**Source material**
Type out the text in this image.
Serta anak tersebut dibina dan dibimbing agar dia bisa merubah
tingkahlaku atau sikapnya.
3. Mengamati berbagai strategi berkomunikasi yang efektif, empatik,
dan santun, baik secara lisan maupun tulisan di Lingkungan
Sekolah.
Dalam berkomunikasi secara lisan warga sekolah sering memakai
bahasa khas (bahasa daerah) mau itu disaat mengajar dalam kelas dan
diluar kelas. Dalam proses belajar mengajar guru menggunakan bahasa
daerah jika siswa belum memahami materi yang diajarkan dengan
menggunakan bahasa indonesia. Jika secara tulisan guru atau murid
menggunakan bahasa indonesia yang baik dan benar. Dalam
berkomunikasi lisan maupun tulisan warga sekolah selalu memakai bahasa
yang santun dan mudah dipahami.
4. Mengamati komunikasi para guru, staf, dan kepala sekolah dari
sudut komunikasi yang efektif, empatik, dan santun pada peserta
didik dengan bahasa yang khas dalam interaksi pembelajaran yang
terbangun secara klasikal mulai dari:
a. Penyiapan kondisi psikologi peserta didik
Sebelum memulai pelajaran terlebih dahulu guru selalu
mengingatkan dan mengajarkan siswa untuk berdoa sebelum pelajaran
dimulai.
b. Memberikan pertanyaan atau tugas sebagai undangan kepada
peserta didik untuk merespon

**Set problem**
Copy out the whole listing exactly; please set it all down.

**Exercise solution**
Type out the text in this image.
Serta anak tersebut dibina dan dibimbing agar dia bisa merubah
tingkahlaku atau sikapnya.
3. Mengamati berbagai strategi berkomunikasi yang efektif, empatik,
dan santun, baik secara lisan maupun tulisan di Lingkungan
Sekolah.
Dalam berkomunikasi secara lisan warga sekolah sering memakai
bahasa khas (bahasa daerah) mau itu disaat mengajar dalam kelas dan
diluar kelas. Dalam proses belajar mengajar guru menggunakan bahasa
daerah jika siswa belum memahami materi yang diajarkan dengan
menggunakan bahasa indonesia. Jika secara tulisan guru atau murid
menggunakan bahasa indonesia yang baik dan benar. Dalam
berkomunikasi lisan maupun tulisan warga sekolah selalu memakai bahasa
yang santun dan mudah dipahami.
4. Mengamati komunikasi para guru, staf, dan kepala sekolah dari
sudut komunikasi yang efektif, empatik, dan santun pada peserta
didik dengan bahasa yang khas dalam interaksi pembelajaran yang
terbangun secara klasikal mulai dari:
a. Penyiapan kondisi psikologi peserta didik
Sebelum memulai pelajaran terlebih dahulu guru selalu
mengingatkan dan mengajarkan siswa untuk berdoa sebelum pelajaran
dimulai.
b. Memberikan pertanyaan atau tugas sebagai undangan kepada
peserta didik untuk merespon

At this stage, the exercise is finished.